# [INPUT]
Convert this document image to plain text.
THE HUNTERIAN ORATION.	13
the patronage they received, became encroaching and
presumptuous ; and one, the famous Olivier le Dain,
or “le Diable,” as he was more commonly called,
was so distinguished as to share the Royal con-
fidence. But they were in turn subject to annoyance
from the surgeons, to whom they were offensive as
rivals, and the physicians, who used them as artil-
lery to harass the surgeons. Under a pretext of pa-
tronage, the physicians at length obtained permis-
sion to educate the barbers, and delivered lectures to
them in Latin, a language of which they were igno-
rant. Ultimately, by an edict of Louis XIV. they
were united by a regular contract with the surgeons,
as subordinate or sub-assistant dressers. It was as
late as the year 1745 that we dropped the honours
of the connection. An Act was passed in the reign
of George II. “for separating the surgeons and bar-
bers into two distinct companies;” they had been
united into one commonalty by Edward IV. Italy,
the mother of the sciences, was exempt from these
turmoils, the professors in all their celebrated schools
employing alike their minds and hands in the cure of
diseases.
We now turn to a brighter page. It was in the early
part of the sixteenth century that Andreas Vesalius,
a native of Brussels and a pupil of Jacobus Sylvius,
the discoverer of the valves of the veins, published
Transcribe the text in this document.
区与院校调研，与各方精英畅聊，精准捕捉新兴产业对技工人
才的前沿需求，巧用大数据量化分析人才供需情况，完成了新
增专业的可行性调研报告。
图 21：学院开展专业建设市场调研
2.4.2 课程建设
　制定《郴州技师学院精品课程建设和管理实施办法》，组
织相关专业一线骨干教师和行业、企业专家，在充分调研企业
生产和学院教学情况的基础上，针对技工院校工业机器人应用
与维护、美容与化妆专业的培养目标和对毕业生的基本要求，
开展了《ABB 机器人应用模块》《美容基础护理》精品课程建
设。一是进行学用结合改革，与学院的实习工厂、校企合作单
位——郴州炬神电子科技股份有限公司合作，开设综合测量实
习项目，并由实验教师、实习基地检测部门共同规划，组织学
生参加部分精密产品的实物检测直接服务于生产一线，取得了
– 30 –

==

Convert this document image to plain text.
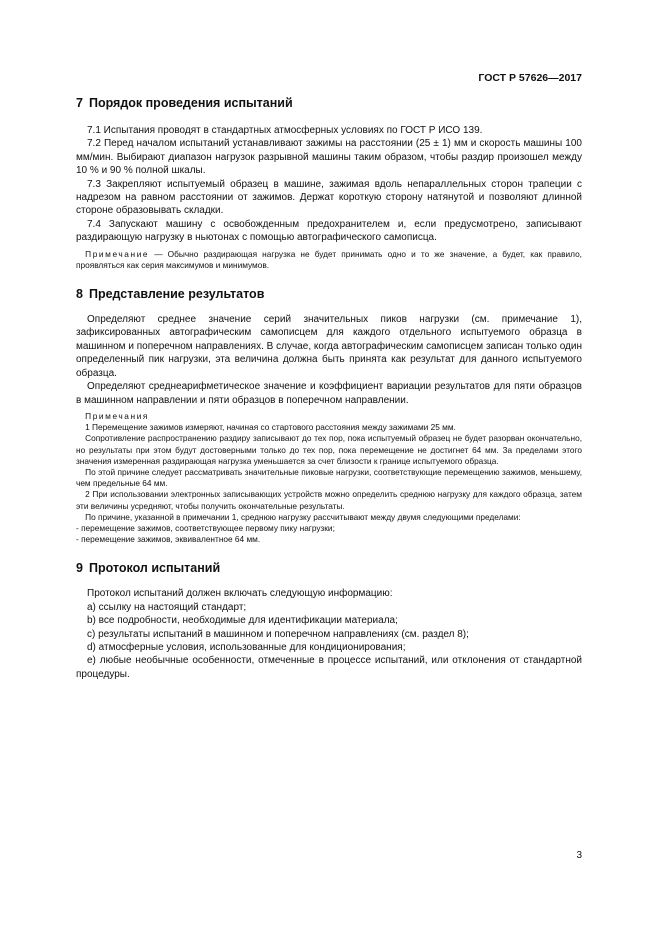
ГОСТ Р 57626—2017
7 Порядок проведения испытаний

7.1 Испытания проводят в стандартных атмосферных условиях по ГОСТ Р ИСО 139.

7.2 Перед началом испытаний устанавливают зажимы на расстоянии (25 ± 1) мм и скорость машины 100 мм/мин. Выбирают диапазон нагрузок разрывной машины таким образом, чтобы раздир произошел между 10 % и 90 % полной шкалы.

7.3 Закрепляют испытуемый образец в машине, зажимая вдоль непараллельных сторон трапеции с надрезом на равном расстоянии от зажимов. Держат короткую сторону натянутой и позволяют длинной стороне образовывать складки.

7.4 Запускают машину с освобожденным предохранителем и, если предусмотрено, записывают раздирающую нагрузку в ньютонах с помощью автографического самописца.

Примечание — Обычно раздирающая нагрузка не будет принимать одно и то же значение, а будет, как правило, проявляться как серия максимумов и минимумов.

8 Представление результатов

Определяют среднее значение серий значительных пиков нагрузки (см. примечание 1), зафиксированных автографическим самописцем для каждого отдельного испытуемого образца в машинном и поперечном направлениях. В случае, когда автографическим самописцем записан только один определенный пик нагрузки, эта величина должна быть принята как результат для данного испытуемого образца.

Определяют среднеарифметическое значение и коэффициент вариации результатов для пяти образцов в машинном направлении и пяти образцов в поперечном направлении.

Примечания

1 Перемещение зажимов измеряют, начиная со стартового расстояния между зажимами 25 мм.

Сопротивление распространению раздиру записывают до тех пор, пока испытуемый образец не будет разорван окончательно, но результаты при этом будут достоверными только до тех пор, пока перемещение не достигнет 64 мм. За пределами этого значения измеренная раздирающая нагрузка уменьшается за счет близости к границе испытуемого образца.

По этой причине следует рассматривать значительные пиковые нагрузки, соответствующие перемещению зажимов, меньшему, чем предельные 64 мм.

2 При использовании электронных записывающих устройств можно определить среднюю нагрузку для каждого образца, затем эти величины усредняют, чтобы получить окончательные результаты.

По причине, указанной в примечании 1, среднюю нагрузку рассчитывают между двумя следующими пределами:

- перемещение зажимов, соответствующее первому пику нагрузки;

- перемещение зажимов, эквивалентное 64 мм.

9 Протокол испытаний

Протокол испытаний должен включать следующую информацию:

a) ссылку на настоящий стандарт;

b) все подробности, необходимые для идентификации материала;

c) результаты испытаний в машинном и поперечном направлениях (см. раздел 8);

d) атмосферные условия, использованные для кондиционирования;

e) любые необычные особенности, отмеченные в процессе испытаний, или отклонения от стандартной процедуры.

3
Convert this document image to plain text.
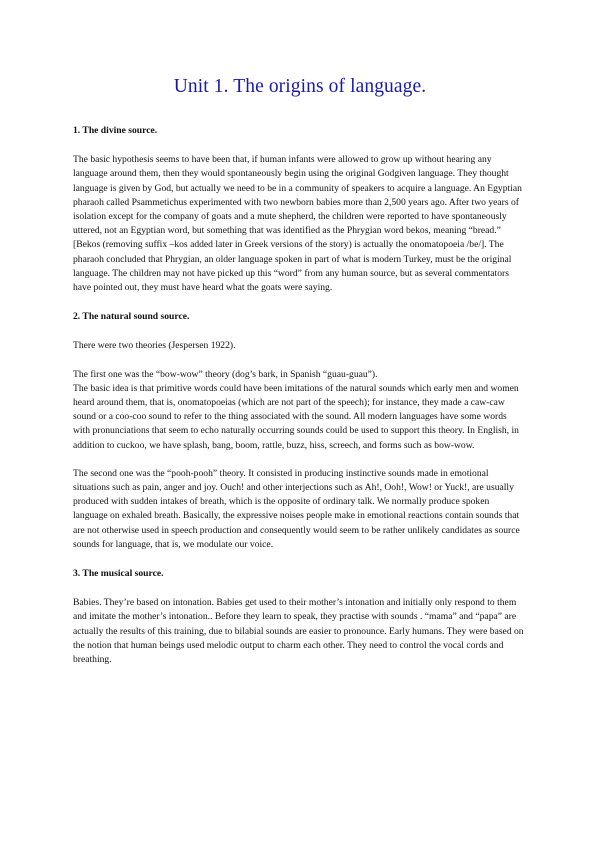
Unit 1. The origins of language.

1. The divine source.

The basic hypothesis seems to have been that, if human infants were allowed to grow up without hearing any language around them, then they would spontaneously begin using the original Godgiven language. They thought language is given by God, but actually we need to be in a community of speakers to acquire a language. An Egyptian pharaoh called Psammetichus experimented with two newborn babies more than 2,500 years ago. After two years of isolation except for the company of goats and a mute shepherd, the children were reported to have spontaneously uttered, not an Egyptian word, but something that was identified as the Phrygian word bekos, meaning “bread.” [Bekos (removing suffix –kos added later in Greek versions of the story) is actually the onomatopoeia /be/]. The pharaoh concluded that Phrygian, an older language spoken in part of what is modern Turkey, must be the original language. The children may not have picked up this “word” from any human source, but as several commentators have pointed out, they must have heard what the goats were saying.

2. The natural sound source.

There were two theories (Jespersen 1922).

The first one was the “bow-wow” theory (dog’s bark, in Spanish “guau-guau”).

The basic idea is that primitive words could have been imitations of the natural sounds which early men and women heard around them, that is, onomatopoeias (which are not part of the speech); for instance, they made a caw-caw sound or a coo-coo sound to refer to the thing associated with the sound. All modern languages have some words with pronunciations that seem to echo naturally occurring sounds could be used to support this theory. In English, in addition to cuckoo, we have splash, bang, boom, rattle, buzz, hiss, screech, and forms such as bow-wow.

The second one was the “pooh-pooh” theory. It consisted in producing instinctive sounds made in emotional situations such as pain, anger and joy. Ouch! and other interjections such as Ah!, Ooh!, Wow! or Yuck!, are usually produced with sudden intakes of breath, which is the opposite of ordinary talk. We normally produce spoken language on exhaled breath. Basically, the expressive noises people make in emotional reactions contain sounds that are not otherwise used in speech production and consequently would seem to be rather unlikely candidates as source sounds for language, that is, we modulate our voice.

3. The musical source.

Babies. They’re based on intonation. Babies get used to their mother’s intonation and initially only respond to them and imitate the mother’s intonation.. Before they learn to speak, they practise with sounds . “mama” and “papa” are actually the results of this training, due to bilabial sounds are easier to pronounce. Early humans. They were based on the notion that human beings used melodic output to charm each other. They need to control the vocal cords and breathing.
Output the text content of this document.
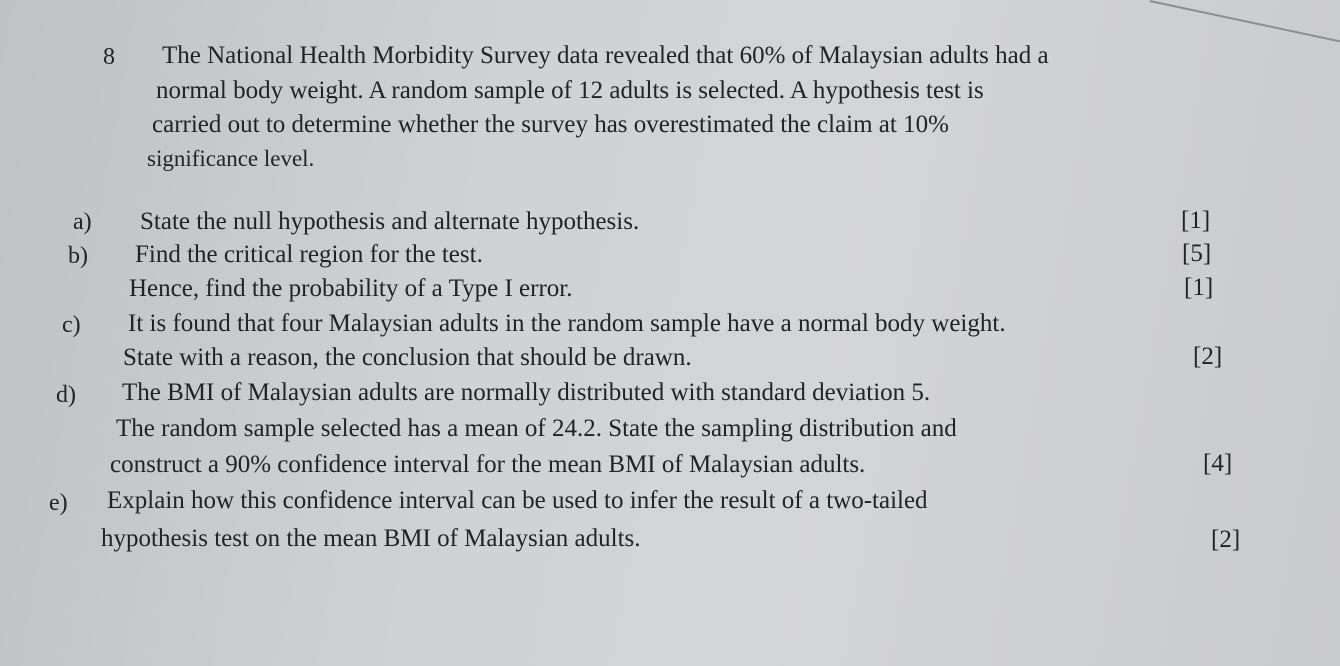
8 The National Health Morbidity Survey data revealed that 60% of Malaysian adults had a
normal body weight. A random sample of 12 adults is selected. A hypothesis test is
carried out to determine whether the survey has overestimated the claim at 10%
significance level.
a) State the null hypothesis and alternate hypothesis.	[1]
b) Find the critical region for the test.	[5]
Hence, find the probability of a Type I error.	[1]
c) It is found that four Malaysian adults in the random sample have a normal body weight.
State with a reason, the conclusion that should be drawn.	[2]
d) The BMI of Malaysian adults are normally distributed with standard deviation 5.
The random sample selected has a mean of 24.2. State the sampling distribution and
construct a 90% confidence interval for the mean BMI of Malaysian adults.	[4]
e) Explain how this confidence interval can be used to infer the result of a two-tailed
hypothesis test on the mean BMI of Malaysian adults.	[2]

# [AIM OF THE EXERCISE]
Reproduce each line holding the word "interval".

# [OUTPUT OF THE EXERCISE]
construct a 90% confidence interval for the mean BMI of Malaysian adults.	[4]
e) Explain how this confidence interval can be used to infer the result of a two-tailed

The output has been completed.